**SUPPLIED RECORDS**
-*-

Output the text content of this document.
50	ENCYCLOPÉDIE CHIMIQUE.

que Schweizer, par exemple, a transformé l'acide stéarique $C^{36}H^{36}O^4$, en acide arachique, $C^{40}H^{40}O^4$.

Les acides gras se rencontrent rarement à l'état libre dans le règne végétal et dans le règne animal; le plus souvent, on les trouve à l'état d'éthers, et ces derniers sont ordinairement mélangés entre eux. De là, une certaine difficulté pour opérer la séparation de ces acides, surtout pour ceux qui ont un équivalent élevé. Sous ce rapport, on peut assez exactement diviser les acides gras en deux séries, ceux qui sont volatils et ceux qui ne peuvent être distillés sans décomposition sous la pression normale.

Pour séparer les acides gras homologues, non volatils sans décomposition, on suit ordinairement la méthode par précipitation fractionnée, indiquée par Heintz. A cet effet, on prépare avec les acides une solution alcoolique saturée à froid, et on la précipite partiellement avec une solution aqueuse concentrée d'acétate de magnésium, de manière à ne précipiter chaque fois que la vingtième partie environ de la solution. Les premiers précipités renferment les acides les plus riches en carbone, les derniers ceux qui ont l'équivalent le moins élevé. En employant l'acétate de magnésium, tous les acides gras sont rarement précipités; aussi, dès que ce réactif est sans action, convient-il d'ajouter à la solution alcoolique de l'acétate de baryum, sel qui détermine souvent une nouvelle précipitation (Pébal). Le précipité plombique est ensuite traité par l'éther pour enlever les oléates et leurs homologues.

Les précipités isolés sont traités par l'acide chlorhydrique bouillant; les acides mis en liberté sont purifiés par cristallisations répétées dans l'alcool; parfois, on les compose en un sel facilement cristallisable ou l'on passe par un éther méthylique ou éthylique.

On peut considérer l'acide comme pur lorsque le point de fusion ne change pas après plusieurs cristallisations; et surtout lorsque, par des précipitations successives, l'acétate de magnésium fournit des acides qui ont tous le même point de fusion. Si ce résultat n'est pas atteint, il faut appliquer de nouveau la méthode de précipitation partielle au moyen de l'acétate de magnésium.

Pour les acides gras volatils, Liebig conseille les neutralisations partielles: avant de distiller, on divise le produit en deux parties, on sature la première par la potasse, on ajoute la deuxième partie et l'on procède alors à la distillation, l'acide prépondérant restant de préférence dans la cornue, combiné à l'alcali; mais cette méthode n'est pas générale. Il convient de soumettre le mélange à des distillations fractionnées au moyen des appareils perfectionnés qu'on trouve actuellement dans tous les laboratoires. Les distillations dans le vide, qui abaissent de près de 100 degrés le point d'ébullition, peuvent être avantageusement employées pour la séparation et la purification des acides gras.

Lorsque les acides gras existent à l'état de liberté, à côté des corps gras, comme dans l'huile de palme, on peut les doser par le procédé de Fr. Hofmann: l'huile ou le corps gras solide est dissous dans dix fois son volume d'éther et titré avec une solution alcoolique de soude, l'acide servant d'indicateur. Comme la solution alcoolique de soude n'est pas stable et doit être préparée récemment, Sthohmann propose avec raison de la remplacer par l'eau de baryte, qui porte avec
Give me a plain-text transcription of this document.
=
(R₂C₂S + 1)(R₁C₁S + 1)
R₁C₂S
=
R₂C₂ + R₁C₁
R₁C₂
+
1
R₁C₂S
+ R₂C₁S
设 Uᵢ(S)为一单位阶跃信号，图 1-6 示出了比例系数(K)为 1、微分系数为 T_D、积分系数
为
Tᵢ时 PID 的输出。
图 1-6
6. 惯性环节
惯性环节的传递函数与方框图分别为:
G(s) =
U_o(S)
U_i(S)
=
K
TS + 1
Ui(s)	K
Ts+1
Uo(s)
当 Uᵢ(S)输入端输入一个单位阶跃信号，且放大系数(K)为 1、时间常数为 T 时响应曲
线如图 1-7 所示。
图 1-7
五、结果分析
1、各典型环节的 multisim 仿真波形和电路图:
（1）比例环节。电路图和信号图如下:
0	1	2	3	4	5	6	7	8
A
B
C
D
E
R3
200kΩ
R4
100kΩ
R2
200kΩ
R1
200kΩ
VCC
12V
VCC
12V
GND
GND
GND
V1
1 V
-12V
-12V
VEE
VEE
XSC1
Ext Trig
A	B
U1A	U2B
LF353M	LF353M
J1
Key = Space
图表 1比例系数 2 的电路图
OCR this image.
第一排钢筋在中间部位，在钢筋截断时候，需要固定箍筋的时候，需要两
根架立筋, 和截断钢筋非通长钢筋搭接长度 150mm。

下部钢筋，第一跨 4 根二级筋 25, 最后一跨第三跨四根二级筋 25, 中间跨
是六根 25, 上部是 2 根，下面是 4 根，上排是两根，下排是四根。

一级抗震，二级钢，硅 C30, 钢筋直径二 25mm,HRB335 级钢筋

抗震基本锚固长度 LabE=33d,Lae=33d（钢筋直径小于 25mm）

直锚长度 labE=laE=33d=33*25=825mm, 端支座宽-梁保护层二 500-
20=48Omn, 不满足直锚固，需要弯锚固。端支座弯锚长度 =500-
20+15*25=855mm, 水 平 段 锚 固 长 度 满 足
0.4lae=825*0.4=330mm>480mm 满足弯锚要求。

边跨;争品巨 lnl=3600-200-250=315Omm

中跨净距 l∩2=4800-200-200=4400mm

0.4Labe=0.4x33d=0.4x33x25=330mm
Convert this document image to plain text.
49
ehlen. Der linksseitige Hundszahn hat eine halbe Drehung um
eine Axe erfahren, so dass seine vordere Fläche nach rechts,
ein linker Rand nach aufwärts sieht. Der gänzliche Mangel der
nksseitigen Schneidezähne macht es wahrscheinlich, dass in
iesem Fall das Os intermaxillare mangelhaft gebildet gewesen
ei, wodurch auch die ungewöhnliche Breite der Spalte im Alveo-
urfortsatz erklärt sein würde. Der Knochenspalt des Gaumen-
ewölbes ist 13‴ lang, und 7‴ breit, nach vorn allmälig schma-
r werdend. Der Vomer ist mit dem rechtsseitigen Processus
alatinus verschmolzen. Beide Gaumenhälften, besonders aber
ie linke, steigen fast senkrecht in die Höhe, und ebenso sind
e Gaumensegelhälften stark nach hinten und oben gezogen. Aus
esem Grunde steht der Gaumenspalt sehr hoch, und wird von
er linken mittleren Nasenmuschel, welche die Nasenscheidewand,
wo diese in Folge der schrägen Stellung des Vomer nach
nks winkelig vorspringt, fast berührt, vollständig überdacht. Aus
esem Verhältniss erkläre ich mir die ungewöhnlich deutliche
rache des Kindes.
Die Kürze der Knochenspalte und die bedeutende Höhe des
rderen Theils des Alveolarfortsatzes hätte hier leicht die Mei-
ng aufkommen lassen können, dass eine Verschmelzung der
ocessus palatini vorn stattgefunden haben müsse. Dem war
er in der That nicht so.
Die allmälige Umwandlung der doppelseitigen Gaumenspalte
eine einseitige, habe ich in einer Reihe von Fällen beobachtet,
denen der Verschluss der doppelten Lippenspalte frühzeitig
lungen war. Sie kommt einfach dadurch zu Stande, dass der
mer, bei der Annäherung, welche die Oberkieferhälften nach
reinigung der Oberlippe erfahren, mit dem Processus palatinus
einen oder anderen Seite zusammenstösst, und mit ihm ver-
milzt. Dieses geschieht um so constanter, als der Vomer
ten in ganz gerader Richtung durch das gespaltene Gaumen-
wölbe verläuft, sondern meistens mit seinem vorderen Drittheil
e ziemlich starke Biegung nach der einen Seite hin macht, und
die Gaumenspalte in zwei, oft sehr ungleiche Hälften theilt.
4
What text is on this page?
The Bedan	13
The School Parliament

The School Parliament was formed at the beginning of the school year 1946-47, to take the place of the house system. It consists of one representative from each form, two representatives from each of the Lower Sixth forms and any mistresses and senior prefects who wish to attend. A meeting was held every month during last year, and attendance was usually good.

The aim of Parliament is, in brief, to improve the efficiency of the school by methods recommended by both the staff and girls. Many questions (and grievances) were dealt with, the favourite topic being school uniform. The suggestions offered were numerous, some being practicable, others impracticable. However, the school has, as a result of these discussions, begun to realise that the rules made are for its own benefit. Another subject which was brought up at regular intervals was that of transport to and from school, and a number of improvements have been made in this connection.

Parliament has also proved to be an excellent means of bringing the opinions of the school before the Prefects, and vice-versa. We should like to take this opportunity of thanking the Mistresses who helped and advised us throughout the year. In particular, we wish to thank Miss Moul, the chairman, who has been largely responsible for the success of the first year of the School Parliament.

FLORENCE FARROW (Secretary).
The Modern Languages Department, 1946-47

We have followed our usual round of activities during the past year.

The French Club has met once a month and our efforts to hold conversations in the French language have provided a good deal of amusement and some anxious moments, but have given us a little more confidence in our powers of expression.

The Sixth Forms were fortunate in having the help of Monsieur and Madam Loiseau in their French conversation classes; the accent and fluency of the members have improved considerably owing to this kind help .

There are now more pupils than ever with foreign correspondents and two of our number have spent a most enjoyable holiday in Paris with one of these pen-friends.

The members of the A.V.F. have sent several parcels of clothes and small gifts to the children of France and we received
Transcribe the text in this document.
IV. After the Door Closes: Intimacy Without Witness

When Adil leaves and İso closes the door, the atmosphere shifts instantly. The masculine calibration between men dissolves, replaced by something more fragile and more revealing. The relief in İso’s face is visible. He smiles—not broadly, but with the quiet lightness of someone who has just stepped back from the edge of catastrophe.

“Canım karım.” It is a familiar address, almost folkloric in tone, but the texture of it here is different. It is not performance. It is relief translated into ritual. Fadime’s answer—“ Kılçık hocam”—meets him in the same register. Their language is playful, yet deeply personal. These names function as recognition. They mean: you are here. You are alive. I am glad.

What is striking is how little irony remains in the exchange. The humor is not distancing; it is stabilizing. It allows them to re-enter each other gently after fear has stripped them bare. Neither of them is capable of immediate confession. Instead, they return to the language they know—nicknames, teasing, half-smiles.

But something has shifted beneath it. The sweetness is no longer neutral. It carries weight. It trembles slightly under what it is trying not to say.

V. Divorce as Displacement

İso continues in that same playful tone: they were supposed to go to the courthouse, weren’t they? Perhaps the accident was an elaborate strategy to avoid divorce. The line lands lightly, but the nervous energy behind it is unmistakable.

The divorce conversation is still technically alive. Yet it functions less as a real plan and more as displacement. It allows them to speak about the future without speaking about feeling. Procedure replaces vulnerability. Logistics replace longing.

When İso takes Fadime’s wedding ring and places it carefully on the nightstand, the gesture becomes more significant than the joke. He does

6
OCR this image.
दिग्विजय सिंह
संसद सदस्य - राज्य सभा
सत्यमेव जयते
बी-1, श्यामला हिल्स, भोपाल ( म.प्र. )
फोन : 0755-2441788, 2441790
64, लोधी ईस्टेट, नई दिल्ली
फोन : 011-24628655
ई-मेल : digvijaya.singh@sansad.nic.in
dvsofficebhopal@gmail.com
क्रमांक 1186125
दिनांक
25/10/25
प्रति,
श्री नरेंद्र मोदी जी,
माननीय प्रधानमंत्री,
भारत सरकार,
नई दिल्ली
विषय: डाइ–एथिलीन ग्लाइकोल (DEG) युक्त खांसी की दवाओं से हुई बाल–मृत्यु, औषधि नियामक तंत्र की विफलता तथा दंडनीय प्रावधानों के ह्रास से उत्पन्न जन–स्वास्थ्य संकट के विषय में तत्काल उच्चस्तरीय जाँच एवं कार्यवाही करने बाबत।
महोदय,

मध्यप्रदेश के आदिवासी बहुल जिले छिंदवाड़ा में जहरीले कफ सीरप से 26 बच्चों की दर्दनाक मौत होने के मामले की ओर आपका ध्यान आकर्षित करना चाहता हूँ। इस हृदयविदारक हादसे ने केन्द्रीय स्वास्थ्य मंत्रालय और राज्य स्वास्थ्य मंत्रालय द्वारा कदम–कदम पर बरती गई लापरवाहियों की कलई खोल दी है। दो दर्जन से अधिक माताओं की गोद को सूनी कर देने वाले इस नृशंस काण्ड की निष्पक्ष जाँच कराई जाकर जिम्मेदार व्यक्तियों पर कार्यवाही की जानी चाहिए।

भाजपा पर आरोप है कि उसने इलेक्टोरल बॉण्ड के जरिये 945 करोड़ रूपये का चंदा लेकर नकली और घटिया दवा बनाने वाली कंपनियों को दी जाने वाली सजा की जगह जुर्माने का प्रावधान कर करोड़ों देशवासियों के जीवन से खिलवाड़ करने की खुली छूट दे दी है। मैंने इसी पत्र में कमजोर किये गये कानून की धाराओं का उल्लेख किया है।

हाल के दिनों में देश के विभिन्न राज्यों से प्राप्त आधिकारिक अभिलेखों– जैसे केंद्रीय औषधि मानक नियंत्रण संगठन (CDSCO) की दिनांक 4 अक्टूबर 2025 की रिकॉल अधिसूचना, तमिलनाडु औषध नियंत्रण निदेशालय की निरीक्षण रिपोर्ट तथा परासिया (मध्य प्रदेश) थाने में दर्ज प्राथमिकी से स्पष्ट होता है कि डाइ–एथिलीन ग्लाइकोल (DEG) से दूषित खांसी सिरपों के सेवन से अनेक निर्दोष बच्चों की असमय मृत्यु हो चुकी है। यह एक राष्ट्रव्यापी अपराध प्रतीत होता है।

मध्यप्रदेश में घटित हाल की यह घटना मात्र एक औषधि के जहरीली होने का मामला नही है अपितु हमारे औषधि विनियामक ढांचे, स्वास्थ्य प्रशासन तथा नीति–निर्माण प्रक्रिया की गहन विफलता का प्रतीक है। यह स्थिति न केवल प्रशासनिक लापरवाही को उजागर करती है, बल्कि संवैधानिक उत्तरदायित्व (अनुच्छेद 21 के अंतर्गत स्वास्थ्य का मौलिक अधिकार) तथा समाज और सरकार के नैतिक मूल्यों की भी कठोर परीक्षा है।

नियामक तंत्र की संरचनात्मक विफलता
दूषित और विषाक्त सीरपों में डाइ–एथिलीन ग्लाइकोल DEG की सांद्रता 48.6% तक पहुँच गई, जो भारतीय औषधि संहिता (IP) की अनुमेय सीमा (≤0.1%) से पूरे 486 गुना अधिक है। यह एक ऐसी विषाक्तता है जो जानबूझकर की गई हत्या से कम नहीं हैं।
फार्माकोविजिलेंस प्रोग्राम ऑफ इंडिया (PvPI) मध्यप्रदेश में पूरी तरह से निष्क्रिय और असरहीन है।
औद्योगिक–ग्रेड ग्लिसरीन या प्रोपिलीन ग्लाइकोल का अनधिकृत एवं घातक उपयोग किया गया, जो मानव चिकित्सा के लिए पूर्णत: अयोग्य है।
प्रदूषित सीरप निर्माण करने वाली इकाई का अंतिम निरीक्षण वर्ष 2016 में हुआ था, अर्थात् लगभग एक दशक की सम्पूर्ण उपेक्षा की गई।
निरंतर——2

-*-

Show the lines of the records that include the string "relief".

When Adil leaves and İso closes the door, the atmosphere shifts instantly. The masculine calibration between men dissolves, replaced by something more fragile and more revealing. The relief in İso’s face is visible. He smiles—not broadly, but with the quiet lightness of someone who has just stepped back from the edge of catastrophe.
“Canım karım.” It is a familiar address, almost folkloric in tone, but the texture of it here is different. It is not performance. It is relief translated into ritual. Fadime’s answer—“ Kılçık hocam”—meets him in the same register. Their language is playful, yet deeply personal. These names function as recognition. They mean: you are here. You are alive. I am glad.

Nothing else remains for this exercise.